▶ TASK DETAILS
Find the word "Current" in the material below and gather every line that contains it.

--- BEGIN DATA LINES ---

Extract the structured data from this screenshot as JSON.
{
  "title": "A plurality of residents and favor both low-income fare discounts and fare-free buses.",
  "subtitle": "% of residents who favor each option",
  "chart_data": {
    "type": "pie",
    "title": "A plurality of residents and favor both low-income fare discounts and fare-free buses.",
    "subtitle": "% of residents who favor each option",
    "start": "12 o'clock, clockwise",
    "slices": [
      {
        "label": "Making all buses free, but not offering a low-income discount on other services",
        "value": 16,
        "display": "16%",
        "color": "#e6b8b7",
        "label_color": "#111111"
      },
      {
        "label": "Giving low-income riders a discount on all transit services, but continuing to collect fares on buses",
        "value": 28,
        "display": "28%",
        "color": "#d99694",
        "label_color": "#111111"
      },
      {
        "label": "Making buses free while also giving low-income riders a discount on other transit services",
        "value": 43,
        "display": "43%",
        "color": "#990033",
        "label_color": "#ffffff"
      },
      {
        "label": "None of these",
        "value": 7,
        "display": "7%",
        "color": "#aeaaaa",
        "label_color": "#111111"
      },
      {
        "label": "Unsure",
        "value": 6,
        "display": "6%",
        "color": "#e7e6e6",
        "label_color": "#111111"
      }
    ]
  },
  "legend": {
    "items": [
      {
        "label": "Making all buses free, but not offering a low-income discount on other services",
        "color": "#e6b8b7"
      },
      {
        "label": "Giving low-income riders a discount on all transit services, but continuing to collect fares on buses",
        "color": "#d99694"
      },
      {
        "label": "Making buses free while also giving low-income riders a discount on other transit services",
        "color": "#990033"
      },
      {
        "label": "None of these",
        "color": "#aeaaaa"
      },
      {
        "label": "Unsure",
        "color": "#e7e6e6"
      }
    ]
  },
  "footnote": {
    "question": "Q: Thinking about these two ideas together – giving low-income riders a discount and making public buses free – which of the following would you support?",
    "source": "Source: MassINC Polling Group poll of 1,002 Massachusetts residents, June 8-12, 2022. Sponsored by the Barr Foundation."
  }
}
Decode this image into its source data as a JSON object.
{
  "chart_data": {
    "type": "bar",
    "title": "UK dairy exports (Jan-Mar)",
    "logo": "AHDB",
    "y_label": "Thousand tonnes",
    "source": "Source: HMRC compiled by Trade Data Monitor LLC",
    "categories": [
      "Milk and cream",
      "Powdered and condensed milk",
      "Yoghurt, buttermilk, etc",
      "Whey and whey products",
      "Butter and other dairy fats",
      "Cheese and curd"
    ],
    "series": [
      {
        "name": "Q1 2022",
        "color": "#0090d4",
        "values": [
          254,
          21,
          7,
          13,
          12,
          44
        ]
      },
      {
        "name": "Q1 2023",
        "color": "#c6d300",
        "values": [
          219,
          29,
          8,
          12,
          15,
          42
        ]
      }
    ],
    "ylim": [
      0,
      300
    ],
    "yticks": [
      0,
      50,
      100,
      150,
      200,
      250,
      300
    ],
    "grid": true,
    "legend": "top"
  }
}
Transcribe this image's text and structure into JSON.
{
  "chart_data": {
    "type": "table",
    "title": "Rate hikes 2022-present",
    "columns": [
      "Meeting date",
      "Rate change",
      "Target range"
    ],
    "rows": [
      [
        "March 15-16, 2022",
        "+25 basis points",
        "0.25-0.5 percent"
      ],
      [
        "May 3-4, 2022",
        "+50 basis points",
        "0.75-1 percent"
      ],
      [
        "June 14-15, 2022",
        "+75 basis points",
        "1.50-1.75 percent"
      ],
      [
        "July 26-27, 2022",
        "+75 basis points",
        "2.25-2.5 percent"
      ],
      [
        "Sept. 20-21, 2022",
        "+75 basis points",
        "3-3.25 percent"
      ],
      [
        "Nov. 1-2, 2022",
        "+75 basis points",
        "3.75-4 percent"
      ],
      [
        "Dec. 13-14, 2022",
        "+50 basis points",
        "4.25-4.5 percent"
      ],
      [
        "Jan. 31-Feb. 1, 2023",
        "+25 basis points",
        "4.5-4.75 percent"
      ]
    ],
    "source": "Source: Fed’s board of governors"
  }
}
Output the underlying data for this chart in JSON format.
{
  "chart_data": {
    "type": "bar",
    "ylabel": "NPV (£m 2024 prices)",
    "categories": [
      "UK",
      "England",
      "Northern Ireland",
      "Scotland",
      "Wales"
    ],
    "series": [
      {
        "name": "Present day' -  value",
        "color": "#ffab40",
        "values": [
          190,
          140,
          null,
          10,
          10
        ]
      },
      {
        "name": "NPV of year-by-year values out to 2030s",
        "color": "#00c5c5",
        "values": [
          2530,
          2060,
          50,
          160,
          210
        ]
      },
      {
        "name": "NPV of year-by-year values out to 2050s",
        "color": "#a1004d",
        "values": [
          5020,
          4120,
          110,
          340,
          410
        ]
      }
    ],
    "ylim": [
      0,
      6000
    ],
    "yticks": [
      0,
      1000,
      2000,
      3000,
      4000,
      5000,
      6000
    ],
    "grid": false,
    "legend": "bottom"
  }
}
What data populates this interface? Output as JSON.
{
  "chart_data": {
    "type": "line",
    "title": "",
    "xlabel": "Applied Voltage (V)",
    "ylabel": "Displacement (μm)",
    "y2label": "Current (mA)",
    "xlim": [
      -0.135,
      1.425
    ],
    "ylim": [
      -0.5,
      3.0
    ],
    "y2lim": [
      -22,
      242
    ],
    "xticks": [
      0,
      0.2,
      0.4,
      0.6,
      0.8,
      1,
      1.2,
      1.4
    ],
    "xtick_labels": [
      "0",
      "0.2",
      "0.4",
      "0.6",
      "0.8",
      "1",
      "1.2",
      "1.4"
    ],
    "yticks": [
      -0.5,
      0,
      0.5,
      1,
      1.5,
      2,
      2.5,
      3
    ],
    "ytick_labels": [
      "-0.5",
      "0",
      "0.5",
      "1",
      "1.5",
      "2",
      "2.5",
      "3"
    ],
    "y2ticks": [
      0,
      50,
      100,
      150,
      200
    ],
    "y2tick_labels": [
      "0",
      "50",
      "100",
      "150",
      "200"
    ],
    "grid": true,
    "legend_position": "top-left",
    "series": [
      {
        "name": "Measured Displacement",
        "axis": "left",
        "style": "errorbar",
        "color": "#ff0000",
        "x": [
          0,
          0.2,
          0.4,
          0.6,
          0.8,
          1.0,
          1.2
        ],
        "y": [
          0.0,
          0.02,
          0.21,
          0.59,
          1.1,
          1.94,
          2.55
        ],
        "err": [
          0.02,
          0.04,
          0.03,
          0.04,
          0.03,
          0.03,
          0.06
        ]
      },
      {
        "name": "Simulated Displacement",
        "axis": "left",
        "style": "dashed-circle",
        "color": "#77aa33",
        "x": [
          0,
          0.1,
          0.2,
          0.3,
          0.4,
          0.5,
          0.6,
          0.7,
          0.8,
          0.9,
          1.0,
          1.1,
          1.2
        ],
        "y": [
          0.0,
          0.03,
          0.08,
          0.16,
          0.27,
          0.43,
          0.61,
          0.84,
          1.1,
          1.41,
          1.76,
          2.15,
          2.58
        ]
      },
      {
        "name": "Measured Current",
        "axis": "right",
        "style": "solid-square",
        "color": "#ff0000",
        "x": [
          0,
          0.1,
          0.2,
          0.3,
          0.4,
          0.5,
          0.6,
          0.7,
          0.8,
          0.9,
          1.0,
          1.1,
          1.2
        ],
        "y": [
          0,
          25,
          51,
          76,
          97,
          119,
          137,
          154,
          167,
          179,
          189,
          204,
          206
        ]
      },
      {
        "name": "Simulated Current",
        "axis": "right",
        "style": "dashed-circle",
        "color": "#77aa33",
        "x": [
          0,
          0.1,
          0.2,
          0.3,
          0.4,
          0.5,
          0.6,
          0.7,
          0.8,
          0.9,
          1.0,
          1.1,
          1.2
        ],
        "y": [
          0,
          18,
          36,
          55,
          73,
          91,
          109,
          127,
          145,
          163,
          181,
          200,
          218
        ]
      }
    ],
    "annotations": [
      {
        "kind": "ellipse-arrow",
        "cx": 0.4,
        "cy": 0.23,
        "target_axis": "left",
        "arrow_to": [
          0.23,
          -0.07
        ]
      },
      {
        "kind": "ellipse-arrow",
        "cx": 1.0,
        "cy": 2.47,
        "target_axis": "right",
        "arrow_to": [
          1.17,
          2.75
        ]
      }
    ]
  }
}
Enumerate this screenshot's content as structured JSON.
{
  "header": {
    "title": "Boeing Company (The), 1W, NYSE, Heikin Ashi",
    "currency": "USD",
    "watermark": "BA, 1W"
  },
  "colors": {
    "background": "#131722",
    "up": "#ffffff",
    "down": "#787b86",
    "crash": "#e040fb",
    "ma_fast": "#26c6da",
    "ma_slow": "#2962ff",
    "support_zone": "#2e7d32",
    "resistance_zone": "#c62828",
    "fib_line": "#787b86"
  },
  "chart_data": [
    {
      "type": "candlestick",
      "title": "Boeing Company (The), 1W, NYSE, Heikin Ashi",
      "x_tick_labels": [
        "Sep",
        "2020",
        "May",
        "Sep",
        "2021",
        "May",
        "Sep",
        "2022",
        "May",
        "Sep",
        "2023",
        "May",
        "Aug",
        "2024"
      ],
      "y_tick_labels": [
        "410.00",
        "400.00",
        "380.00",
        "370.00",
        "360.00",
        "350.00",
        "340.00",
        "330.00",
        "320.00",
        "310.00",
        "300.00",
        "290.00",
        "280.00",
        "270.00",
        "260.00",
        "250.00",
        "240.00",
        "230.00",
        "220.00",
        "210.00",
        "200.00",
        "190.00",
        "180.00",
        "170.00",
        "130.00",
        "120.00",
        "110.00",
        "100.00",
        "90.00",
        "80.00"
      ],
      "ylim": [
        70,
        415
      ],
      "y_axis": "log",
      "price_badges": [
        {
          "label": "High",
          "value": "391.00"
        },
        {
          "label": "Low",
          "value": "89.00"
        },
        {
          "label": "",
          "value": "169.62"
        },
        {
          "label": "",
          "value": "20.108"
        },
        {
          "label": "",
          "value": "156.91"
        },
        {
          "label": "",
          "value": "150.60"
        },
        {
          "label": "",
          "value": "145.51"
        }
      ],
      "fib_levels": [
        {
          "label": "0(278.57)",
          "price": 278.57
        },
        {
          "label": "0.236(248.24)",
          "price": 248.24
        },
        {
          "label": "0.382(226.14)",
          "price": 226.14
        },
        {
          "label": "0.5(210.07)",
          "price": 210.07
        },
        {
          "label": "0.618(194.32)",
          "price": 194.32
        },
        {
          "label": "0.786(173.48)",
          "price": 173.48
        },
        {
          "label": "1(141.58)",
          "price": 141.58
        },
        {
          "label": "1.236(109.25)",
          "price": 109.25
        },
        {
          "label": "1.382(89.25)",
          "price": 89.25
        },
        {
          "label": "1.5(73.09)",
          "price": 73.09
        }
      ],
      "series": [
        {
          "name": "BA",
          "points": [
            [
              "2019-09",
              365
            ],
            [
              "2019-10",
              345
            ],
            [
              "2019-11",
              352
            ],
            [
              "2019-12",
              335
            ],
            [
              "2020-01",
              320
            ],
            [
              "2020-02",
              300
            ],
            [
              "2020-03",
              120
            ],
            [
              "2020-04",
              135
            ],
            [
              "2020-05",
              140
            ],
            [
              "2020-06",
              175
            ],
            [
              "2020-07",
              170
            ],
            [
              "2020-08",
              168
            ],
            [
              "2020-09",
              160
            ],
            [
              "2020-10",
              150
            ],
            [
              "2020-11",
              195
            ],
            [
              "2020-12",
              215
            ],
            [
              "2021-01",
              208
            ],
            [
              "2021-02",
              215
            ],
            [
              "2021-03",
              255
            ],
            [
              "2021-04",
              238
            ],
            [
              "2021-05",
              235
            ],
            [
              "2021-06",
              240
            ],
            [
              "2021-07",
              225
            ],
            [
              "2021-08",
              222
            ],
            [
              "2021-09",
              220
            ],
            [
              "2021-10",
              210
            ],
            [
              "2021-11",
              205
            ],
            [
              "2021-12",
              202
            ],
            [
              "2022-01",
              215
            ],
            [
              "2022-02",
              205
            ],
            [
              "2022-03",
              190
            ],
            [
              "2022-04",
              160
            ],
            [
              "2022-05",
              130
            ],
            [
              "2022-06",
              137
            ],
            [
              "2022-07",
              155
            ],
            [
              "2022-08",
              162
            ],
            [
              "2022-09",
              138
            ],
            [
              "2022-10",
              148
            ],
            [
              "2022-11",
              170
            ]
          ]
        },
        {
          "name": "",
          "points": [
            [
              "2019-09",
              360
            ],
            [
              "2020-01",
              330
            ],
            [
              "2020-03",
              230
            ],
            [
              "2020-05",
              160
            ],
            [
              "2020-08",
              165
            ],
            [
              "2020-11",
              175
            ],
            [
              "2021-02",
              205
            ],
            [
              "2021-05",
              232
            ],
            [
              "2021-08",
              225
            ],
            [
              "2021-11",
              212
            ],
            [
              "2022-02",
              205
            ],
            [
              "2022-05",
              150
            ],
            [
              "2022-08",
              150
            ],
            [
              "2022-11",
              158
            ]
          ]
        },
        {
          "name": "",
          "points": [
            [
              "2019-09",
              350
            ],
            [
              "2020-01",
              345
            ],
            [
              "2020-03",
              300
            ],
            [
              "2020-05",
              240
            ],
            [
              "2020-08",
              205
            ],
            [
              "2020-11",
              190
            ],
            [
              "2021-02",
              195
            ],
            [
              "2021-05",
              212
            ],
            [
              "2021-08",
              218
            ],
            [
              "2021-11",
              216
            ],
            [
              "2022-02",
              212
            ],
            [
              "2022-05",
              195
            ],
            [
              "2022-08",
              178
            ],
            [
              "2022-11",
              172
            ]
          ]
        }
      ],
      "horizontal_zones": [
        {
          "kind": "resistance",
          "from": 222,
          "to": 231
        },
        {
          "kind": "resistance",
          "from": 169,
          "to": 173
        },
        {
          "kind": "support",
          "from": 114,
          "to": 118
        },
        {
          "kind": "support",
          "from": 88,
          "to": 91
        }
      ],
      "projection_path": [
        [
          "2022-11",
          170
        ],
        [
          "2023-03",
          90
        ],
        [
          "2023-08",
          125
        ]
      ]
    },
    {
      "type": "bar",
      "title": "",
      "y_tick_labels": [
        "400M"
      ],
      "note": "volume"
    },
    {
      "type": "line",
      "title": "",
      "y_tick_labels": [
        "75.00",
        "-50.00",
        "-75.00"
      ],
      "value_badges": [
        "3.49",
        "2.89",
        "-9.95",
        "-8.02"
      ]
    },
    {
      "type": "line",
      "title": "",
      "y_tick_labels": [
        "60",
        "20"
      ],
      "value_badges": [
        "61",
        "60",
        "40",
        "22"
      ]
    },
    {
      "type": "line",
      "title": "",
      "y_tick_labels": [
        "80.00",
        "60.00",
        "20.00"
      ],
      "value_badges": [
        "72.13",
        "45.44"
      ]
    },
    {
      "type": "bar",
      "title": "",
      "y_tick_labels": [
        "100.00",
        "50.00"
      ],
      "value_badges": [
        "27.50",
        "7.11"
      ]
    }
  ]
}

--- END DATA LINES ---

▶ SOLUTION
    "y2label": "Current (mA)",
        "name": "Measured Current",
        "name": "Simulated Current",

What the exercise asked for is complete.